Directions for this task ::
Work out how many lines include "Interest" and answer with that number only.
* BEGIN Records provided *
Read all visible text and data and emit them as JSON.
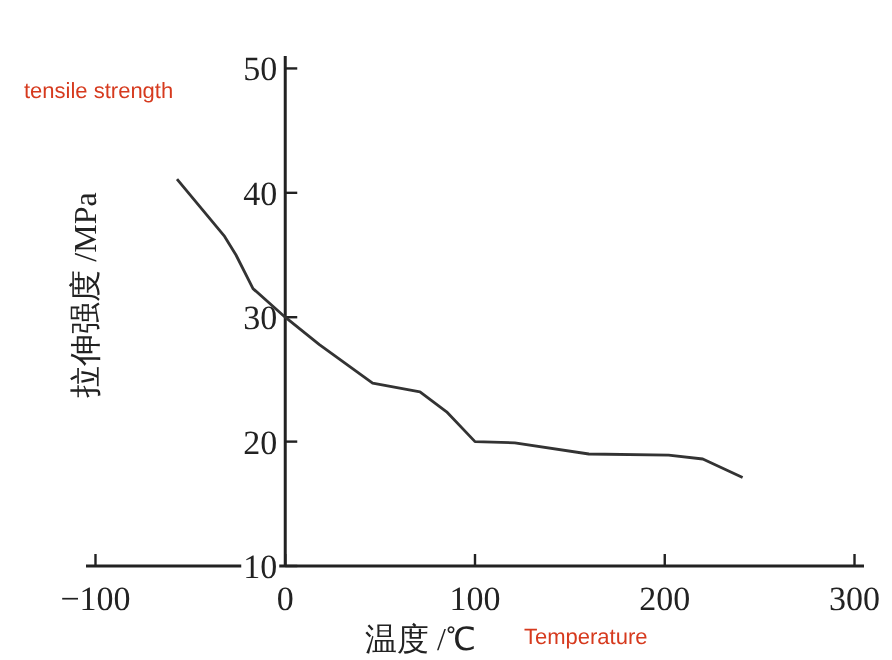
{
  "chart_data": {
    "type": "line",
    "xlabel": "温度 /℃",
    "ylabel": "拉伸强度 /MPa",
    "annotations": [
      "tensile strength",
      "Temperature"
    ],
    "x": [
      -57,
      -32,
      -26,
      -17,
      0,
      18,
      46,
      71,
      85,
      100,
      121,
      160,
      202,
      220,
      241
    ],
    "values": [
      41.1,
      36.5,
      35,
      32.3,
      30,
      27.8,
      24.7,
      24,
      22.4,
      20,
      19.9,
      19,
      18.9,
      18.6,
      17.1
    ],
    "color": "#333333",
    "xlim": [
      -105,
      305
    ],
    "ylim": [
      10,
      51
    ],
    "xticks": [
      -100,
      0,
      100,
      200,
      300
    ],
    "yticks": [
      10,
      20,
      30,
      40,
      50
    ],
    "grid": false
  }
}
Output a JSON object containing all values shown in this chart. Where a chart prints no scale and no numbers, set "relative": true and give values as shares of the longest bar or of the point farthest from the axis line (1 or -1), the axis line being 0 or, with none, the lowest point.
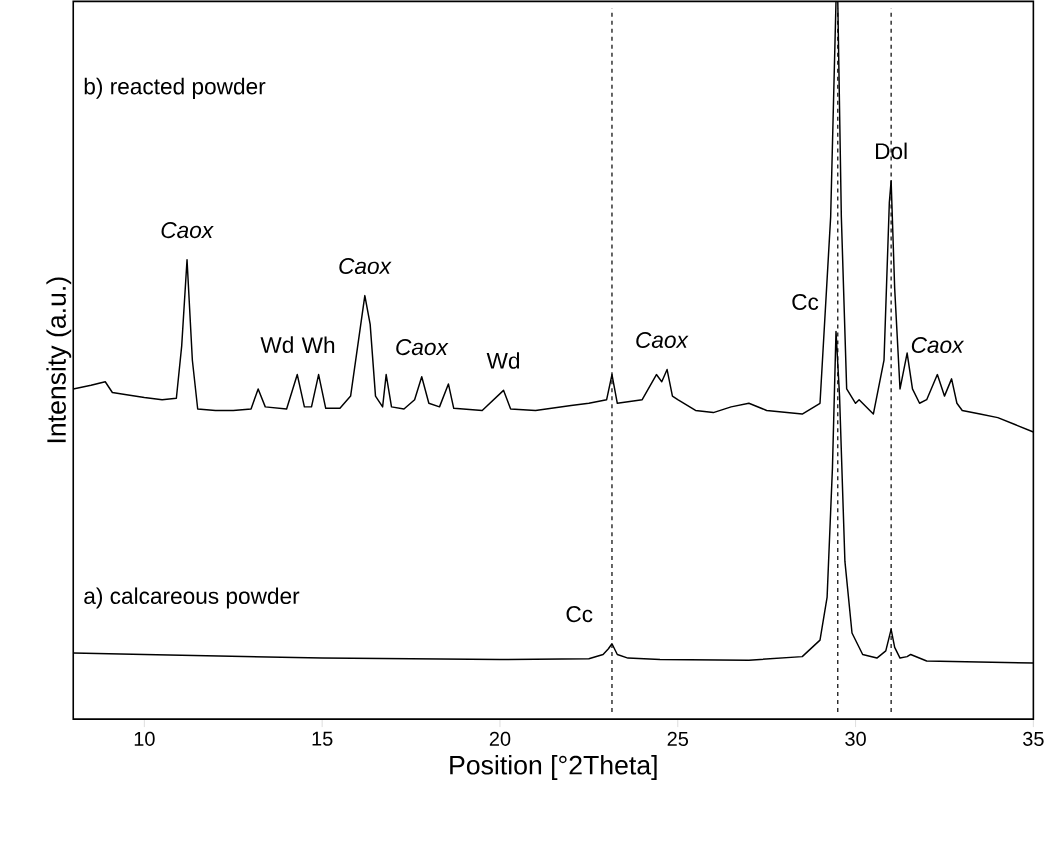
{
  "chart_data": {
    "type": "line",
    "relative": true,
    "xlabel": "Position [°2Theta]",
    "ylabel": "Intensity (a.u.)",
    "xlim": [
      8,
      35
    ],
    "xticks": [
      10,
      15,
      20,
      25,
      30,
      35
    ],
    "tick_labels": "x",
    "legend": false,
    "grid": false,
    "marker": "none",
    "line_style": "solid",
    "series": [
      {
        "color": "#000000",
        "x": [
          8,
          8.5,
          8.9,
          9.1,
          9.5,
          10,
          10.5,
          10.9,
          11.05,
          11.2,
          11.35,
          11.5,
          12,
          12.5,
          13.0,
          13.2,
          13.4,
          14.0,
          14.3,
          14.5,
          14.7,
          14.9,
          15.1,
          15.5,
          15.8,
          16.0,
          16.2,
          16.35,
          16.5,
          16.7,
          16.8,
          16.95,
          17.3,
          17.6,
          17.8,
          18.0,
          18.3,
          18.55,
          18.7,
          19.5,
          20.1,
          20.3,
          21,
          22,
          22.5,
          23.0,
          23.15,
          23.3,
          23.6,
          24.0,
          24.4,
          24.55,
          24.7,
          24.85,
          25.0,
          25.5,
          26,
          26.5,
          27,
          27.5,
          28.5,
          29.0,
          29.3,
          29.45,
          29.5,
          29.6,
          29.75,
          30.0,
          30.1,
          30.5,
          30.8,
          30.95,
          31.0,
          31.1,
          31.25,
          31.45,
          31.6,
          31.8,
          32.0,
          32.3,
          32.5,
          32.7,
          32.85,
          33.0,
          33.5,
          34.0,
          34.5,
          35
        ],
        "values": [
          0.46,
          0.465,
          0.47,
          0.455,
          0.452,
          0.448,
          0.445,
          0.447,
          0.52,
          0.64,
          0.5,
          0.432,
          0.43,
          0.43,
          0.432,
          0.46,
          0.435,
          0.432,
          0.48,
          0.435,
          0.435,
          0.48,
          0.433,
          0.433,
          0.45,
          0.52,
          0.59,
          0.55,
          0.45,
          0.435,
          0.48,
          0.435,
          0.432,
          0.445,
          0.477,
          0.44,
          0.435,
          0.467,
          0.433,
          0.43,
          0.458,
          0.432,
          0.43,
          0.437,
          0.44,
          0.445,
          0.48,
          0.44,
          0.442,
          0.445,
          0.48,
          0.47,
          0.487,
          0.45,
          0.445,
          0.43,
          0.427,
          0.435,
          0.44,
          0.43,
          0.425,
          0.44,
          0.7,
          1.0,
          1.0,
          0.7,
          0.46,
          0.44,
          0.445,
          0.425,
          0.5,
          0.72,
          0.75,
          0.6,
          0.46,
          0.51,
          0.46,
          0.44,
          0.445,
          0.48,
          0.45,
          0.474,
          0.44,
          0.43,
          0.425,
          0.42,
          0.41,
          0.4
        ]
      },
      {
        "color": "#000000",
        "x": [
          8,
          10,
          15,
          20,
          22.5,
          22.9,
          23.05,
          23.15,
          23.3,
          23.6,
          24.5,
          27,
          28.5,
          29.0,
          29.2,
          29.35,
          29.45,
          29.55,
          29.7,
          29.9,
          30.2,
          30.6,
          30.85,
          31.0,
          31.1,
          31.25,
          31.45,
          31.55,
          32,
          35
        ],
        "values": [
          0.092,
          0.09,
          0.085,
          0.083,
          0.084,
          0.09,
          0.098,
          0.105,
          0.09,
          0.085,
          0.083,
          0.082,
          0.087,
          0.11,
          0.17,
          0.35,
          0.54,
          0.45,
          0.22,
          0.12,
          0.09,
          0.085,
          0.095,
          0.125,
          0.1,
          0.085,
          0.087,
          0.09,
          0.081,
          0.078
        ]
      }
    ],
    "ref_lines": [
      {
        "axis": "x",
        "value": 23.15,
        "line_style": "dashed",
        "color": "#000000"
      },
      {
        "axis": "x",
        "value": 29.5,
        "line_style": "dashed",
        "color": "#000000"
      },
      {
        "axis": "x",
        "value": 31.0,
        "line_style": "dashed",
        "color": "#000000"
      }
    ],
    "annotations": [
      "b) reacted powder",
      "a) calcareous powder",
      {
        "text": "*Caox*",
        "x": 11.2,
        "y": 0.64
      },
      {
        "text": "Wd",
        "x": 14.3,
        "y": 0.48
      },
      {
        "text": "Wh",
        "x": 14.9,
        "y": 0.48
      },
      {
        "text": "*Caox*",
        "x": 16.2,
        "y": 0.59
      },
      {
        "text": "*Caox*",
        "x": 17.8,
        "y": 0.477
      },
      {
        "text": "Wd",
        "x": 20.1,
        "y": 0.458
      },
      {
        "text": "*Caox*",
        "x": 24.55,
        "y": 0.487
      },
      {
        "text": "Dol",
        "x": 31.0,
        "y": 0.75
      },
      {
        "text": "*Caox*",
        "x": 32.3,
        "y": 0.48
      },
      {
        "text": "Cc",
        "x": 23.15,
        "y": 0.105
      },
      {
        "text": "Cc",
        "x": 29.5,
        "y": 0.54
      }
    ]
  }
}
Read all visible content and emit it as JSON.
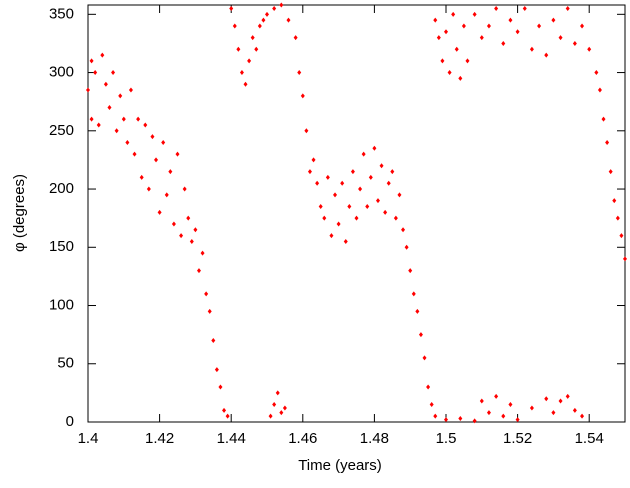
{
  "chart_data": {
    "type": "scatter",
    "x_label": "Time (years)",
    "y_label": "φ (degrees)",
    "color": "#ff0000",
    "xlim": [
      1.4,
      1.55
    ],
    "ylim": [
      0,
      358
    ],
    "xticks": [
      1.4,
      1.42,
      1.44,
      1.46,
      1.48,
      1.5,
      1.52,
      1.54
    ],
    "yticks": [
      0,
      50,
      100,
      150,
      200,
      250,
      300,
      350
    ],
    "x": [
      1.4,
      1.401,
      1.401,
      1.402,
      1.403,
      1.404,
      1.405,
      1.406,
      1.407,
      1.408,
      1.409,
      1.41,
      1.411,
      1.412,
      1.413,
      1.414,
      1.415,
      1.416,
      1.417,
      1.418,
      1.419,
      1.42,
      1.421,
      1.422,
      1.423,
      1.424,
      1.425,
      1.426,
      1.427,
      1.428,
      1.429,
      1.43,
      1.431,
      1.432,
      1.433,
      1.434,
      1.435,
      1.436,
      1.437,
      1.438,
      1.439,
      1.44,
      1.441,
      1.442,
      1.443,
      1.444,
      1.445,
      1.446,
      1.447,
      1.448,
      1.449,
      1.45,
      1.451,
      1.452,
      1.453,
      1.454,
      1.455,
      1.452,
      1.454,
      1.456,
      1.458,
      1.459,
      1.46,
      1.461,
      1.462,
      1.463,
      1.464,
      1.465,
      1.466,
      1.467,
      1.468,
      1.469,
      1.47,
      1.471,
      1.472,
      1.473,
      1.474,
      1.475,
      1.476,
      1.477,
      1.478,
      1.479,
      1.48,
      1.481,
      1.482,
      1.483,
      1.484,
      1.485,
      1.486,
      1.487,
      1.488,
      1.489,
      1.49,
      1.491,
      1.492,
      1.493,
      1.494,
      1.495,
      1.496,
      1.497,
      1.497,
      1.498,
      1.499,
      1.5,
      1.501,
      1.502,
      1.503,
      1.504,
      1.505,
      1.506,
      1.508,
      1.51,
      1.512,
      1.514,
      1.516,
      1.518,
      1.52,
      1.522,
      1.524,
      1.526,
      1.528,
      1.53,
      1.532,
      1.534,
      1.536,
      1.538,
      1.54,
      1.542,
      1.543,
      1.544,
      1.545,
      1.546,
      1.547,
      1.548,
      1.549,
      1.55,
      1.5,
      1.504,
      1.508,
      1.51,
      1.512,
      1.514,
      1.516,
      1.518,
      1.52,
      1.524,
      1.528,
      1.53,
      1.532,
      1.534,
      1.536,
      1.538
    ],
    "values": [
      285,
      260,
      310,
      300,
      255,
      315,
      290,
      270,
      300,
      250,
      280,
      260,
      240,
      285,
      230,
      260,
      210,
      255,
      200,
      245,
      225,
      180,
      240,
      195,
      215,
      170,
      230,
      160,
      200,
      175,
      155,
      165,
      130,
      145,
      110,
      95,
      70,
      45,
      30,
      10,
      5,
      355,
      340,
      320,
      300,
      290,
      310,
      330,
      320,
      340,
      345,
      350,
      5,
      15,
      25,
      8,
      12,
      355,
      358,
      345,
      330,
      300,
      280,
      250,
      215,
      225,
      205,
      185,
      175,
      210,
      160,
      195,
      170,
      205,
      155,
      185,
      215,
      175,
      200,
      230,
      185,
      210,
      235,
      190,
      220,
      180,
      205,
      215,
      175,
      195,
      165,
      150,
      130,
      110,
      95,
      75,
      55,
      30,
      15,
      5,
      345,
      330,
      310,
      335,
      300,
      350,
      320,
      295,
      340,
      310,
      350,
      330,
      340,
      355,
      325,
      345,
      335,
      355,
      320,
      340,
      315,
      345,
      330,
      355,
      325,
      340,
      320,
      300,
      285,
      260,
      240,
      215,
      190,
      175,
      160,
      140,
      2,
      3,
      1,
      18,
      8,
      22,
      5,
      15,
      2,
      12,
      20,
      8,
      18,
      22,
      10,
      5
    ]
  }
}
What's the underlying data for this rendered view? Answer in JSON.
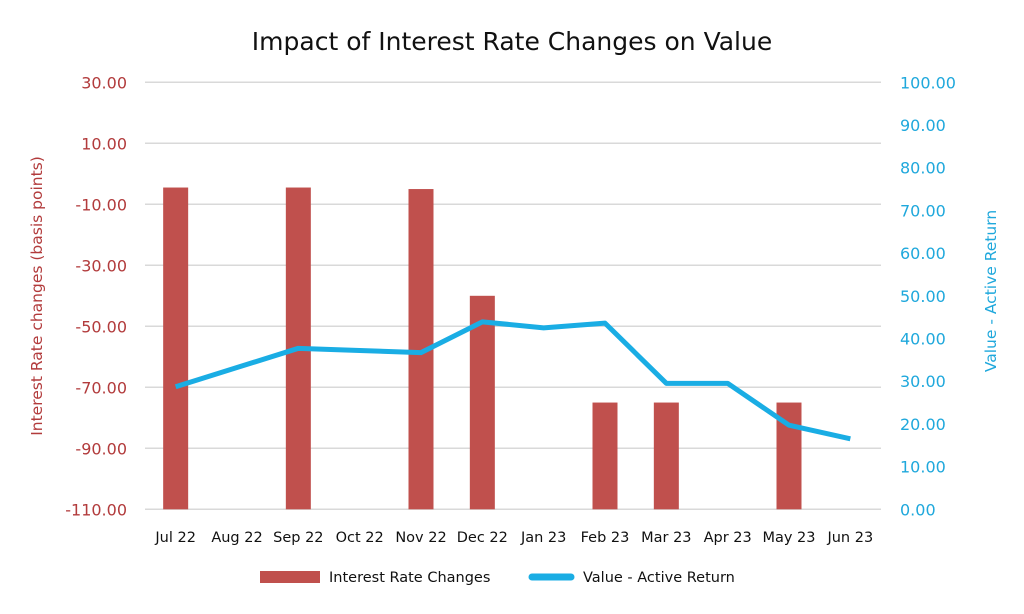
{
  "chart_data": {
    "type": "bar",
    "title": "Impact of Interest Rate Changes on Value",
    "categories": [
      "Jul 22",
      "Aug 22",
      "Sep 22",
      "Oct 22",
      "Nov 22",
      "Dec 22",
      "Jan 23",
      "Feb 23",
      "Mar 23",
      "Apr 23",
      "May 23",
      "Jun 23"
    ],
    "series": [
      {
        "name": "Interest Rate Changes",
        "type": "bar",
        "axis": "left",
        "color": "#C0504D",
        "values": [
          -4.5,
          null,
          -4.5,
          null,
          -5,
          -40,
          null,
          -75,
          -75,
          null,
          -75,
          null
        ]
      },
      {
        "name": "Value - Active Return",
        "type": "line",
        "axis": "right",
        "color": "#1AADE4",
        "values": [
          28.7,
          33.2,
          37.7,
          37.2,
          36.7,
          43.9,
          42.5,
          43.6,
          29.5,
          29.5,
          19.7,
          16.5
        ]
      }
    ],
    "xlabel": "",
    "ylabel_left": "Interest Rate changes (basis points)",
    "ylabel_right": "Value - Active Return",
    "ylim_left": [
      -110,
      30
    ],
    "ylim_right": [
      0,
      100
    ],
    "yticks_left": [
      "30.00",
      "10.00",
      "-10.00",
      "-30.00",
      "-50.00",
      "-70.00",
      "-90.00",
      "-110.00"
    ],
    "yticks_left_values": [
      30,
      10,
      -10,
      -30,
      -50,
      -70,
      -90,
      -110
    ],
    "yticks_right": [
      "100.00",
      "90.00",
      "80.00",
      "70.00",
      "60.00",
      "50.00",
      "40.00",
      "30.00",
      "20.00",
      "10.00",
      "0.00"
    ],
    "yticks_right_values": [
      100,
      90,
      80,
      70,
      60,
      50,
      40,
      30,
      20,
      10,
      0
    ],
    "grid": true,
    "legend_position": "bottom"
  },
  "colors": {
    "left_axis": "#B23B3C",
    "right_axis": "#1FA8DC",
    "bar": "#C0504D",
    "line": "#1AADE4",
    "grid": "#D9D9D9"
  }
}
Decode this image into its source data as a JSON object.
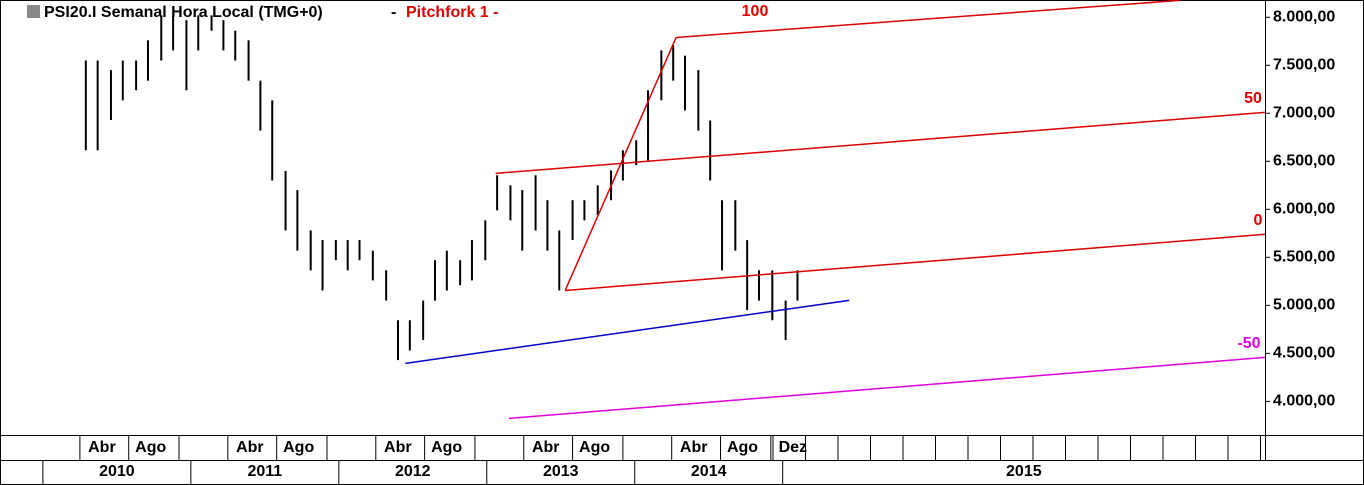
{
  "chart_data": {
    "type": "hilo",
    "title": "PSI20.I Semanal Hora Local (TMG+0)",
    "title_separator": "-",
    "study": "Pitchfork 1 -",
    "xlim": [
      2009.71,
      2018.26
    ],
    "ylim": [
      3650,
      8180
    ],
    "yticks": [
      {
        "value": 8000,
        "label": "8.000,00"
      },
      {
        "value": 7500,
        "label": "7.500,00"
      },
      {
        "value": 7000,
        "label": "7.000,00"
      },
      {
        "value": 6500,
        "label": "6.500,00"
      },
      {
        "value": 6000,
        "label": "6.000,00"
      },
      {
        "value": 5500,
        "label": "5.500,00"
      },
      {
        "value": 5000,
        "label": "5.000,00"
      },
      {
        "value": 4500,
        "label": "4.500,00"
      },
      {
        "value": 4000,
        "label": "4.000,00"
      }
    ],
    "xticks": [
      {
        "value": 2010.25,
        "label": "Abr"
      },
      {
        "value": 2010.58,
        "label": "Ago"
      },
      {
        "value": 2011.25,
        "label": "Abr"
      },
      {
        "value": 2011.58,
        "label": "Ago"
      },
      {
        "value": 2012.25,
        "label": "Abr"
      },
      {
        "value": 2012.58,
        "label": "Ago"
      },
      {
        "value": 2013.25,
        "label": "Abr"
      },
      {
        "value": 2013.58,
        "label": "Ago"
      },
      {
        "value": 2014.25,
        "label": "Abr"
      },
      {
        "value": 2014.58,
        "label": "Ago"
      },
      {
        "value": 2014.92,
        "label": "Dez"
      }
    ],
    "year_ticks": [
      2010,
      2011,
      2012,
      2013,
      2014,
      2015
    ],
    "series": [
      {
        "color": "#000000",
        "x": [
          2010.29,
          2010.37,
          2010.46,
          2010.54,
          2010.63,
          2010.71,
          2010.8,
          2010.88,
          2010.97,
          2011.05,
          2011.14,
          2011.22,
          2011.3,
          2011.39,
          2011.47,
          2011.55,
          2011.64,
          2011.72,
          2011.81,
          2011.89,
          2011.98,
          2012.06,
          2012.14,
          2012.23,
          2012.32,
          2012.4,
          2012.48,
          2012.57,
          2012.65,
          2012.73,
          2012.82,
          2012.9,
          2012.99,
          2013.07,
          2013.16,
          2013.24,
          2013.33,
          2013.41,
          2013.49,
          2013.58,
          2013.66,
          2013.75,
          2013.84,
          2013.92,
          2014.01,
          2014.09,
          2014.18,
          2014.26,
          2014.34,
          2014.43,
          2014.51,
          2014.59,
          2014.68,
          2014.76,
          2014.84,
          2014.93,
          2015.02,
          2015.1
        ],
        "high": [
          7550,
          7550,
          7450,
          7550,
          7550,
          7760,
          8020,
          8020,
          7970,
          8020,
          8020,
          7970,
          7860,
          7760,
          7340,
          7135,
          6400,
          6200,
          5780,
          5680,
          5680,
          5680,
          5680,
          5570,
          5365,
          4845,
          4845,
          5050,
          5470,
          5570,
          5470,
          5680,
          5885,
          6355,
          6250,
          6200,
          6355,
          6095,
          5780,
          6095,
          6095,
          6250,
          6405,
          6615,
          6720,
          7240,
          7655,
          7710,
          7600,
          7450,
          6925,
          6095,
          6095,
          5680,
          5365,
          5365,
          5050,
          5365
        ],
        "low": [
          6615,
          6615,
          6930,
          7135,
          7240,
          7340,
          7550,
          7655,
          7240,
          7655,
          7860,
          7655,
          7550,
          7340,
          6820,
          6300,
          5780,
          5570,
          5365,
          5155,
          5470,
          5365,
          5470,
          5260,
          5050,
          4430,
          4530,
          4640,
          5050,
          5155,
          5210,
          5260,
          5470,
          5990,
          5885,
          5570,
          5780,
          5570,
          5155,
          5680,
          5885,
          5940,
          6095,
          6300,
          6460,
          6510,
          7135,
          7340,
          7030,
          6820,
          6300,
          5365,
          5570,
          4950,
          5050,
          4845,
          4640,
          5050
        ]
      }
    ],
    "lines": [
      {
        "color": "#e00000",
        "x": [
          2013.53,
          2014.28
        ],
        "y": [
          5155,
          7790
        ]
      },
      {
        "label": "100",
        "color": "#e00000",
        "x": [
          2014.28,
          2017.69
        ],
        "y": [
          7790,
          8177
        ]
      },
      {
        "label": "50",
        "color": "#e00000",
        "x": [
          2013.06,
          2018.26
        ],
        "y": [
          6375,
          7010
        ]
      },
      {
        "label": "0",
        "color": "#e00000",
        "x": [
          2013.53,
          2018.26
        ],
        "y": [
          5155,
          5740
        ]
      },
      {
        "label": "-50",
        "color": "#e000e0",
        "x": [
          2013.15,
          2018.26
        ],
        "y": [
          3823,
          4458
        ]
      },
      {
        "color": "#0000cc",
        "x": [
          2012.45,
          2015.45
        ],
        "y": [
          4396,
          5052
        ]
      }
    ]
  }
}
* END Records provided *
Complete output ::
3